→ Your instructions: List all lines of the data containing the word "high".

======== Dataset extract

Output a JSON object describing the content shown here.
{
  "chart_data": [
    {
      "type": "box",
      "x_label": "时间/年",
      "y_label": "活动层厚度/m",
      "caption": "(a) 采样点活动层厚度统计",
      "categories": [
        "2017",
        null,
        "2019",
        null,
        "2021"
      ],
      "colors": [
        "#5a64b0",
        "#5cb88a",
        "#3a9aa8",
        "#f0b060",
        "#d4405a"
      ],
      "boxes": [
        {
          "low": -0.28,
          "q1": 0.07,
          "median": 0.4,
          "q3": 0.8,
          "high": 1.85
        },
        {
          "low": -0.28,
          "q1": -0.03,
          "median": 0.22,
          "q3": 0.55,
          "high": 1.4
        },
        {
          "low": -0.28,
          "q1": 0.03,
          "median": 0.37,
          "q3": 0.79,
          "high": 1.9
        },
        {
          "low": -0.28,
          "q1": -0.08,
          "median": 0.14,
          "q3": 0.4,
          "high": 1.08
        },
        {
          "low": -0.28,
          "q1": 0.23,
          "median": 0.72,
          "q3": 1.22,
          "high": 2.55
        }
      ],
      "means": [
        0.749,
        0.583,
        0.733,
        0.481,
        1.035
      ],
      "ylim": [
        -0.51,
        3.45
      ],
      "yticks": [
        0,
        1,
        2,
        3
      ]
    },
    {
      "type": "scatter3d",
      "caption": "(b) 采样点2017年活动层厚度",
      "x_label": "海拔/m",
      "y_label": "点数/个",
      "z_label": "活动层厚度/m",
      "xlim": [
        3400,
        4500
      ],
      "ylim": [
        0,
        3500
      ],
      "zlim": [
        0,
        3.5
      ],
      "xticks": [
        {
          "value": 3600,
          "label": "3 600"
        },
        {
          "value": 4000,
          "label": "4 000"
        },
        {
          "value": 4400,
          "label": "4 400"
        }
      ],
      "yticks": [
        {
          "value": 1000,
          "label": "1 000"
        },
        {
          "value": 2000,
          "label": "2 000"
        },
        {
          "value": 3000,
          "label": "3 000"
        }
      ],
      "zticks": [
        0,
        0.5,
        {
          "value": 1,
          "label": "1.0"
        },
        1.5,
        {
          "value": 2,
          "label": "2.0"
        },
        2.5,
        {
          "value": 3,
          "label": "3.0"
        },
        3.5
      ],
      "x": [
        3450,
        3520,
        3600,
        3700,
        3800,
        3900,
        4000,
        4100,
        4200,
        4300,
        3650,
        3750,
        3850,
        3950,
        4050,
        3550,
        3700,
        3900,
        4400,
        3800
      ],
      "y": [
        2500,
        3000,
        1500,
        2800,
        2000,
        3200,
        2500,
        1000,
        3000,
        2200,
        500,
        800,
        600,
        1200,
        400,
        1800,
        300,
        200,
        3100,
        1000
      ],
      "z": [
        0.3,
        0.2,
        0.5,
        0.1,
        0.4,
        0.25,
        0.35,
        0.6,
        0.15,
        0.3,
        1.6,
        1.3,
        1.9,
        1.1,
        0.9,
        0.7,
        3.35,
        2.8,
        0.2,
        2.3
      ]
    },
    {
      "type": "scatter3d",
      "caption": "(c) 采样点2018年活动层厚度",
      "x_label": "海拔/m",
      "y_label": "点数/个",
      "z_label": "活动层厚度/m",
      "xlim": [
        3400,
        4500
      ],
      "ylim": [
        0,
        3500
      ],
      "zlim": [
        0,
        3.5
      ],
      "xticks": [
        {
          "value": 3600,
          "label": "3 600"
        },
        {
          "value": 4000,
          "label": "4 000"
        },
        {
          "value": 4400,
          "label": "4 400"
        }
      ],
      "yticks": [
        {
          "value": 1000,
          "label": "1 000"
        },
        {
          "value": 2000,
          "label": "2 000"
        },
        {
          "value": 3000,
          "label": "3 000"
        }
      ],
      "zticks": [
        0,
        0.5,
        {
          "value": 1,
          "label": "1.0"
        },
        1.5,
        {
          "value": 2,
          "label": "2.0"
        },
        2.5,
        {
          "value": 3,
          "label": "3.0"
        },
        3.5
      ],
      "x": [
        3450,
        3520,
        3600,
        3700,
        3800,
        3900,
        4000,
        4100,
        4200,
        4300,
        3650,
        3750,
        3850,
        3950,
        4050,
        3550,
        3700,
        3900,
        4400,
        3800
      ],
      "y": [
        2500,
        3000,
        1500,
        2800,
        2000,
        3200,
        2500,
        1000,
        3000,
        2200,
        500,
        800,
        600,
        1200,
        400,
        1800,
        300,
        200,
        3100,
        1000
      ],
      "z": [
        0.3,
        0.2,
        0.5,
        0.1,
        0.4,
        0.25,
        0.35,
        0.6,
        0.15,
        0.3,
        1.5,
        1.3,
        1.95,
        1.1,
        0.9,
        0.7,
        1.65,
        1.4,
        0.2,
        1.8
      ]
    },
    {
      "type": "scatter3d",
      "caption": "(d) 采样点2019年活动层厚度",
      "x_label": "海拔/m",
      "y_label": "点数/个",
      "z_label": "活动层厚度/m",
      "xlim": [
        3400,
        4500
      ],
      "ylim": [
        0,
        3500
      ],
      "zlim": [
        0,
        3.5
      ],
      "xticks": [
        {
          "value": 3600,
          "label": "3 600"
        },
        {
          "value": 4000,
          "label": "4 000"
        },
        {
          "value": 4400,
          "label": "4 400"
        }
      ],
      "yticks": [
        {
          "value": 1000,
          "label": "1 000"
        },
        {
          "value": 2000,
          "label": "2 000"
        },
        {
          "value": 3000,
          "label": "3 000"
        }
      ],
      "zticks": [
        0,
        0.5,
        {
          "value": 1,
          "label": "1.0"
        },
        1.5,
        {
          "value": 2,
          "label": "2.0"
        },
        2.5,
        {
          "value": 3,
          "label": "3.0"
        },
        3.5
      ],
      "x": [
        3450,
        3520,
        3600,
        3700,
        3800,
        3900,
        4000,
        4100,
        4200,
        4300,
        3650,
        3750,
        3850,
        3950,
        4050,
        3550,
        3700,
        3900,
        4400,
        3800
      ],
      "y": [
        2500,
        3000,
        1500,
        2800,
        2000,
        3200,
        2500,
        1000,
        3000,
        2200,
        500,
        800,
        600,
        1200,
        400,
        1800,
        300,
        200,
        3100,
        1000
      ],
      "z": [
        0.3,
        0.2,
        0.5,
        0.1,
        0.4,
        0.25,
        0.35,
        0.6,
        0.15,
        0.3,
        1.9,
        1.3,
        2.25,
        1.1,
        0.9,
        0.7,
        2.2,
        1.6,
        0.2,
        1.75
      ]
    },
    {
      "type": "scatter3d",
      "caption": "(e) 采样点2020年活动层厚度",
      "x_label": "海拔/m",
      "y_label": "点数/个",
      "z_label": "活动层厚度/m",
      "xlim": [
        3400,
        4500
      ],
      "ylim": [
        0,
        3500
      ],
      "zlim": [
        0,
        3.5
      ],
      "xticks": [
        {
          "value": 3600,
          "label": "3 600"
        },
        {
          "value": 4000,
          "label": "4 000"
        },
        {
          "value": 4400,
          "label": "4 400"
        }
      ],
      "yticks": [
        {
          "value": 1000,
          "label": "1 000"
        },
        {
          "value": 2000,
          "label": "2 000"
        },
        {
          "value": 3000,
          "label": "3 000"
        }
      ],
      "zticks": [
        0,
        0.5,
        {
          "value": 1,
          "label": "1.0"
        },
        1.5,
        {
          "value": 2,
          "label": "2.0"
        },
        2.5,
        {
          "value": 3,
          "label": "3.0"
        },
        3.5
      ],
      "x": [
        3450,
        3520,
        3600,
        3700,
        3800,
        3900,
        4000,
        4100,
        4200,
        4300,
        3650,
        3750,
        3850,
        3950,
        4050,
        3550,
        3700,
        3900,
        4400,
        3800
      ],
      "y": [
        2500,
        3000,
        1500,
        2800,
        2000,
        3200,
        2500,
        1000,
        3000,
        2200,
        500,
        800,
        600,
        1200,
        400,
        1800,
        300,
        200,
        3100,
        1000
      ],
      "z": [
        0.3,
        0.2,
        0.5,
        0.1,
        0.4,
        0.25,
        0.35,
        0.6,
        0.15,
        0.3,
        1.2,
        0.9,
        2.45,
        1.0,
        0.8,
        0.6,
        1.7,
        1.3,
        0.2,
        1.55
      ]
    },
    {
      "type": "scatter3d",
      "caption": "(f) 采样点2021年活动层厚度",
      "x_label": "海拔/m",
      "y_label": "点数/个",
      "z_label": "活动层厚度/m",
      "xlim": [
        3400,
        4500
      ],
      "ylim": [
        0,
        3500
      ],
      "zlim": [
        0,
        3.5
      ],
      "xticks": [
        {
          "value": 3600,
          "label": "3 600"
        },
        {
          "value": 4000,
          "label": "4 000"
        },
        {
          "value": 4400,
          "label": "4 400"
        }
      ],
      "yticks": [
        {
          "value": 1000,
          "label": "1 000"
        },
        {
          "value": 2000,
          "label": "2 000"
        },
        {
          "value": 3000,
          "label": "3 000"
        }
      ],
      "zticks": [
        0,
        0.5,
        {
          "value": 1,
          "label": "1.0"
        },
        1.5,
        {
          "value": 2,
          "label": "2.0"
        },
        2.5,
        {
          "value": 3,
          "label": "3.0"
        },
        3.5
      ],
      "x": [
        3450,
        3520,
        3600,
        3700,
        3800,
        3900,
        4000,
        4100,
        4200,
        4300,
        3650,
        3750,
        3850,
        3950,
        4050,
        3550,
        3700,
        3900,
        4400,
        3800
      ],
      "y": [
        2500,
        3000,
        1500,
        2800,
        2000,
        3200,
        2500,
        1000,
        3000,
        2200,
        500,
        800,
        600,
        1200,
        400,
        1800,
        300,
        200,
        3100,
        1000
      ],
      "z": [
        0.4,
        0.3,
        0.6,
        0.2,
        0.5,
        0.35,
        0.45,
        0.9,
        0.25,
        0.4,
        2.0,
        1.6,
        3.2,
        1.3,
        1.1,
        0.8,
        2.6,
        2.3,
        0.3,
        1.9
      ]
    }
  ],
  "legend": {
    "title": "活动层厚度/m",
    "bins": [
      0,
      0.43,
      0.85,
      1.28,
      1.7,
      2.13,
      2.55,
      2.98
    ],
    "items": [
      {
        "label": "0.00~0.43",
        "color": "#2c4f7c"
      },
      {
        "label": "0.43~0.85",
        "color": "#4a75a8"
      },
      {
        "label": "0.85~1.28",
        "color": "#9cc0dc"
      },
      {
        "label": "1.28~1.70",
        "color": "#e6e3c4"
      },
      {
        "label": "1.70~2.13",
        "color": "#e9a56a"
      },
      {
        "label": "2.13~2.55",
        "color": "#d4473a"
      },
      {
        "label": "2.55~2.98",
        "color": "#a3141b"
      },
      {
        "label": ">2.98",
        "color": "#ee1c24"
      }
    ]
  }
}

================

→ Full response:
          "high": 1.85
          "high": 1.4
          "high": 1.9
          "high": 1.08
          "high": 2.55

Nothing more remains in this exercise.